SHORT TASK ▸
Reproduce the listing below verbatim.

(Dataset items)
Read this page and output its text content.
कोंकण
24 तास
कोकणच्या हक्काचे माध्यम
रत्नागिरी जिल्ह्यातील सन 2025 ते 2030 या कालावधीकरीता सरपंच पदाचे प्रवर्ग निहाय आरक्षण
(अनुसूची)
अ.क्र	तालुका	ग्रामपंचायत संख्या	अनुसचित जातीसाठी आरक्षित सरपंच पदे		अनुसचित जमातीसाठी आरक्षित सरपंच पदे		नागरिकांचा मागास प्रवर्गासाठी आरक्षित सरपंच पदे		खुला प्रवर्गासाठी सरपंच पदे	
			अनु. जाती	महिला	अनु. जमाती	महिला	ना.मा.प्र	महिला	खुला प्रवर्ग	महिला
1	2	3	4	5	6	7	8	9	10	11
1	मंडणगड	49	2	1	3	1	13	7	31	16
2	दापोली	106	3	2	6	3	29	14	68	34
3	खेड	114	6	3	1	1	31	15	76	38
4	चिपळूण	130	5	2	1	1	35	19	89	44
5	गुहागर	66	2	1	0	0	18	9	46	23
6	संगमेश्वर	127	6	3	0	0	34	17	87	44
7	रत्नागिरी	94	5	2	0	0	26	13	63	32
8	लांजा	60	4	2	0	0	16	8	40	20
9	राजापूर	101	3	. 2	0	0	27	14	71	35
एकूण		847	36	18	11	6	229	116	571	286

TASK RESPONSE ▸
Read this page and output its text content.
कोंकण
24 तास
कोकणच्या हक्काचे माध्यम
रत्नागिरी जिल्ह्यातील सन 2025 ते 2030 या कालावधीकरीता सरपंच पदाचे प्रवर्ग निहाय आरक्षण
(अनुसूची)
अ.क्र	तालुका	ग्रामपंचायत संख्या	अनुसचित जातीसाठी आरक्षित सरपंच पदे		अनुसचित जमातीसाठी आरक्षित सरपंच पदे		नागरिकांचा मागास प्रवर्गासाठी आरक्षित सरपंच पदे		खुला प्रवर्गासाठी सरपंच पदे	
			अनु. जाती	महिला	अनु. जमाती	महिला	ना.मा.प्र	महिला	खुला प्रवर्ग	महिला
1	2	3	4	5	6	7	8	9	10	11
1	मंडणगड	49	2	1	3	1	13	7	31	16
2	दापोली	106	3	2	6	3	29	14	68	34
3	खेड	114	6	3	1	1	31	15	76	38
4	चिपळूण	130	5	2	1	1	35	19	89	44
5	गुहागर	66	2	1	0	0	18	9	46	23
6	संगमेश्वर	127	6	3	0	0	34	17	87	44
7	रत्नागिरी	94	5	2	0	0	26	13	63	32
8	लांजा	60	4	2	0	0	16	8	40	20
9	राजापूर	101	3	. 2	0	0	27	14	71	35
एकूण		847	36	18	11	6	229	116	571	286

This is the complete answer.